**Dataset extract:**
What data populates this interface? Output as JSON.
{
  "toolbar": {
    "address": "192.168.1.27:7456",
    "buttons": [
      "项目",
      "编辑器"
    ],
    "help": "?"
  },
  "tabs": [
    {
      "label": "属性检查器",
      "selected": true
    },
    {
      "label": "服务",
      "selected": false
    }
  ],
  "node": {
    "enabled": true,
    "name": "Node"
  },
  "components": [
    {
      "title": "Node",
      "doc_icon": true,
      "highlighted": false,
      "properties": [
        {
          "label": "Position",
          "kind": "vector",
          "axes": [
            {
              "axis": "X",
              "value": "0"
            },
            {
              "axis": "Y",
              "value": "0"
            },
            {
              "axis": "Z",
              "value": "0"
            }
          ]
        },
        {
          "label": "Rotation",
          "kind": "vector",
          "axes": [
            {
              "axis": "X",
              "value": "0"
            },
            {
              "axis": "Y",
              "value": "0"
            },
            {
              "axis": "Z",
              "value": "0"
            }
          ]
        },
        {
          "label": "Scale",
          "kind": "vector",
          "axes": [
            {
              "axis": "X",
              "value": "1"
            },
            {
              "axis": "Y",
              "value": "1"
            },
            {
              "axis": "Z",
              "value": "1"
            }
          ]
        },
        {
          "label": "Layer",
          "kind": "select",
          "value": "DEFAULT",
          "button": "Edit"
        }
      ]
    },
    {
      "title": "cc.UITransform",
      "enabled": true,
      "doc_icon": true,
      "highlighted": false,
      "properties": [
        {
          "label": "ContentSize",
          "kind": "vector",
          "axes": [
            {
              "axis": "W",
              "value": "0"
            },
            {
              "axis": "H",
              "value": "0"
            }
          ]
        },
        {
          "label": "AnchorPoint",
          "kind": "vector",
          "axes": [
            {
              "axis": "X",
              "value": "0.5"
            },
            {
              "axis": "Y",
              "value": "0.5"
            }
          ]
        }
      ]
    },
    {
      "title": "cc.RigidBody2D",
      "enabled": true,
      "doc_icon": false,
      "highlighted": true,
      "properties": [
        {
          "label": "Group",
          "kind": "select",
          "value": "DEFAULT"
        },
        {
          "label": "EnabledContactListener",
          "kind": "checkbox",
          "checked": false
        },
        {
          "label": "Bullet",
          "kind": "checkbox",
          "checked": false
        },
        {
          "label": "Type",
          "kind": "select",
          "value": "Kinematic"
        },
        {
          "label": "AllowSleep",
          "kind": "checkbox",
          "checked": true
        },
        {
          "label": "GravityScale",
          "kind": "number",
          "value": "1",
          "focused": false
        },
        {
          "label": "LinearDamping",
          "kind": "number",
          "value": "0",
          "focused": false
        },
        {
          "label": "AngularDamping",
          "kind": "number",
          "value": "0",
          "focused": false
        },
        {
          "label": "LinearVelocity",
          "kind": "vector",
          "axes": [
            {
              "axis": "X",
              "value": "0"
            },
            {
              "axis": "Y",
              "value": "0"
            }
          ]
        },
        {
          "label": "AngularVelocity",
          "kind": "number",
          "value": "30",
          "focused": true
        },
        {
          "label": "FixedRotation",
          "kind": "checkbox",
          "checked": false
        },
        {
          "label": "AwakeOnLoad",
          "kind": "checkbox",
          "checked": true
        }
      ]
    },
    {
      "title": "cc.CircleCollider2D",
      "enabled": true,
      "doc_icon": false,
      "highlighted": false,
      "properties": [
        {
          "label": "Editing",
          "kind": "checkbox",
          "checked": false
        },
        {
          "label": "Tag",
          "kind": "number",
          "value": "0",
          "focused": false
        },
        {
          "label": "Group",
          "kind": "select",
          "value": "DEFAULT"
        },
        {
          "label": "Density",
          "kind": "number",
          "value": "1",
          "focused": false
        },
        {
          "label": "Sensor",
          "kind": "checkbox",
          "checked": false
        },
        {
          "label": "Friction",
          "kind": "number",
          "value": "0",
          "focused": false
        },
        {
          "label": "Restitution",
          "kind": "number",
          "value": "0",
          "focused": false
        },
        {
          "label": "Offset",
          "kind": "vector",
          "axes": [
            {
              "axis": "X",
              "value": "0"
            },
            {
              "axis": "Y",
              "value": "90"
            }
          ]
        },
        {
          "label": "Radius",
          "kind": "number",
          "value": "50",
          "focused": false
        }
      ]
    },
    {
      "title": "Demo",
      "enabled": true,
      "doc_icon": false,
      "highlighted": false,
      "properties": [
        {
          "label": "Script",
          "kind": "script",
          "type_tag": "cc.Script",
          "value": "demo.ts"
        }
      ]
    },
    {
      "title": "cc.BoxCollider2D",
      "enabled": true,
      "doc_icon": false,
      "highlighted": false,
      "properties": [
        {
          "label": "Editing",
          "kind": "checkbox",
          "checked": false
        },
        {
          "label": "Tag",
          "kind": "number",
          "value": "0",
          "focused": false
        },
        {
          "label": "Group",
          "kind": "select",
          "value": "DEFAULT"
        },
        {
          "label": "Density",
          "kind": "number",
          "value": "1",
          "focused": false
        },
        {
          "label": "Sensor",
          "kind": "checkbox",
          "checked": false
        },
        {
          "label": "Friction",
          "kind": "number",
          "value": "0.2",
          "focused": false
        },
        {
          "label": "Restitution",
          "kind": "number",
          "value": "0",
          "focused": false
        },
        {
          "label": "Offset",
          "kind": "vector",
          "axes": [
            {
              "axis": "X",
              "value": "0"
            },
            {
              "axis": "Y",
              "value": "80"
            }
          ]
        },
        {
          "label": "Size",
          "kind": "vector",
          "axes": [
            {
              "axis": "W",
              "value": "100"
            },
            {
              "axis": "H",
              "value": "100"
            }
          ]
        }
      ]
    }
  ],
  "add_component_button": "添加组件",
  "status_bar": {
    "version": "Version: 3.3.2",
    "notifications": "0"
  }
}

* * *

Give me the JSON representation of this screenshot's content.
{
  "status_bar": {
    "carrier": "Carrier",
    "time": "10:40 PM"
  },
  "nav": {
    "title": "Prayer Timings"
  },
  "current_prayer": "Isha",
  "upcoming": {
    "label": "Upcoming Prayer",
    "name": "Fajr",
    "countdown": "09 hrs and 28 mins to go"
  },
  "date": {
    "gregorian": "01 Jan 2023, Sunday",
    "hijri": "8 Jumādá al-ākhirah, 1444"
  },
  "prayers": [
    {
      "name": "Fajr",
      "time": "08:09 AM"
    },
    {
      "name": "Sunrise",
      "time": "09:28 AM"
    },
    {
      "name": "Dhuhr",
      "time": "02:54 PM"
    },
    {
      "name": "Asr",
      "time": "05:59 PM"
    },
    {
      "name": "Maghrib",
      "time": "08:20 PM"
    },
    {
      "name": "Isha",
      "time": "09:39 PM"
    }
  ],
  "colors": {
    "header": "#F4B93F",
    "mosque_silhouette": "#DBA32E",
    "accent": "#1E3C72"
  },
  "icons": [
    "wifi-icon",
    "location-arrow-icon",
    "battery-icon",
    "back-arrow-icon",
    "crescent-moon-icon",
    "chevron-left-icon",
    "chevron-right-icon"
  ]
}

**Task prompt:**
Find the string "title" in the listing and return every line that holds it.

**Correct response:**
      "title": "Node",
      "title": "cc.UITransform",
      "title": "cc.RigidBody2D",
      "title": "cc.CircleCollider2D",
      "title": "Demo",
      "title": "cc.BoxCollider2D",
    "title": "Prayer Timings"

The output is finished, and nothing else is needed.